Find each line with the word "dolną" and copy it.

Exercise material:
------------------------------------------------
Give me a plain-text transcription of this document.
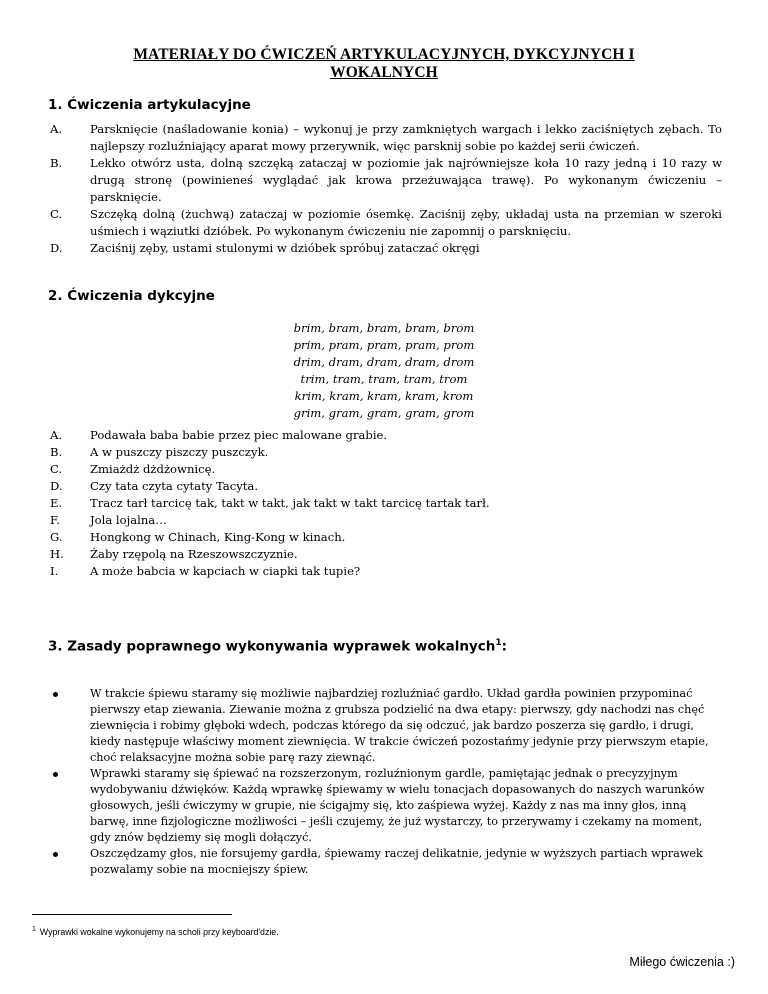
MATERIAŁY DO ĆWICZEŃ ARTYKULACYJNYCH, DYKCYJNYCH I
WOKALNYCH
1. Ćwiczenia artykulacyjne
A. Parsknięcie (naśladowanie konia) – wykonuj je przy zamkniętych wargach i lekko zaciśniętych zębach. To najlepszy rozluźniający aparat mowy przerywnik, więc parsknij sobie po każdej serii ćwiczeń.
B. Lekko otwórz usta, dolną szczęką zataczaj w poziomie jak najrówniejsze koła 10 razy jedną i 10 razy w drugą stronę (powinieneś wyglądać jak krowa przeżuwająca trawę). Po wykonanym ćwiczeniu – parsknięcie.
C. Szczęką dolną (żuchwą) zataczaj w poziomie ósemkę. Zaciśnij zęby, układaj usta na przemian w szeroki uśmiech i wąziutki dzióbek. Po wykonanym ćwiczeniu nie zapomnij o parsknięciu.
D. Zaciśnij zęby, ustami stulonymi w dzióbek spróbuj zataczać okręgi
2. Ćwiczenia dykcyjne
brim, bram, bram, bram, brom
prim, pram, pram, pram, prom
drim, dram, dram, dram, drom
trim, tram, tram, tram, trom
krim, kram, kram, kram, krom
grim, gram, gram, gram, grom
A. Podawała baba babie przez piec malowane grabie.
B. A w puszczy piszczy puszczyk.
C. Zmiażdż dżdżownicę.
D. Czy tata czyta cytaty Tacyta.
E. Tracz tarł tarcicę tak, takt w takt, jak takt w takt tarcicę tartak tarł.
F.	Jola lojalna…
G. Hongkong w Chinach, King-Kong w kinach.
H. Żaby rzępolą na Rzeszowszczyznie.
I.	A może babcia w kapciach w ciapki tak tupie?
3. Zasady poprawnego wykonywania wyprawek wokalnych$^1$:
W trakcie śpiewu staramy się możliwie najbardziej rozluźniać gardło. Układ gardła powinien przypominać pierwszy etap ziewania. Ziewanie można z grubsza podzielić na dwa etapy: pierwszy, gdy nachodzi nas chęć ziewnięcia i robimy głęboki wdech, podczas którego da się odczuć, jak bardzo poszerza się gardło, i drugi, kiedy następuje właściwy moment ziewnięcia. W trakcie ćwiczeń pozostańmy jedynie przy pierwszym etapie, choć relaksacyjne można sobie parę razy ziewnąć.
Wprawki staramy się śpiewać na rozszerzonym, rozluźnionym gardle, pamiętając jednak o precyzyjnym wydobywaniu dźwięków. Każdą wprawkę śpiewamy w wielu tonacjach dopasowanych do naszych warunków głosowych, jeśli ćwiczymy w grupie, nie ścigajmy się, kto zaśpiewa wyżej. Każdy z nas ma inny głos, inną barwę, inne fizjologiczne możliwości – jeśli czujemy, że już wystarczy, to przerywamy i czekamy na moment, gdy znów będziemy się mogli dołączyć.
Oszczędzamy głos, nie forsujemy gardła, śpiewamy raczej delikatnie, jedynie w wyższych partiach wprawek pozwalamy sobie na mocniejszy śpiew.
$^1$ Wyprawki wokalne wykonujemy na scholi przy keyboard'dzie.
Miłego ćwiczenia :)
------------------------------------------------
Result of this exercise:
B. Lekko otwórz usta, dolną szczęką zataczaj w poziomie jak najrówniejsze koła 10 razy jedną i 10 razy w drugą stronę (powinieneś wyglądać jak krowa przeżuwająca trawę). Po wykonanym ćwiczeniu – parsknięcie.
C. Szczęką dolną (żuchwą) zataczaj w poziomie ósemkę. Zaciśnij zęby, układaj usta na przemian w szeroki uśmiech i wąziutki dzióbek. Po wykonanym ćwiczeniu nie zapomnij o parsknięciu.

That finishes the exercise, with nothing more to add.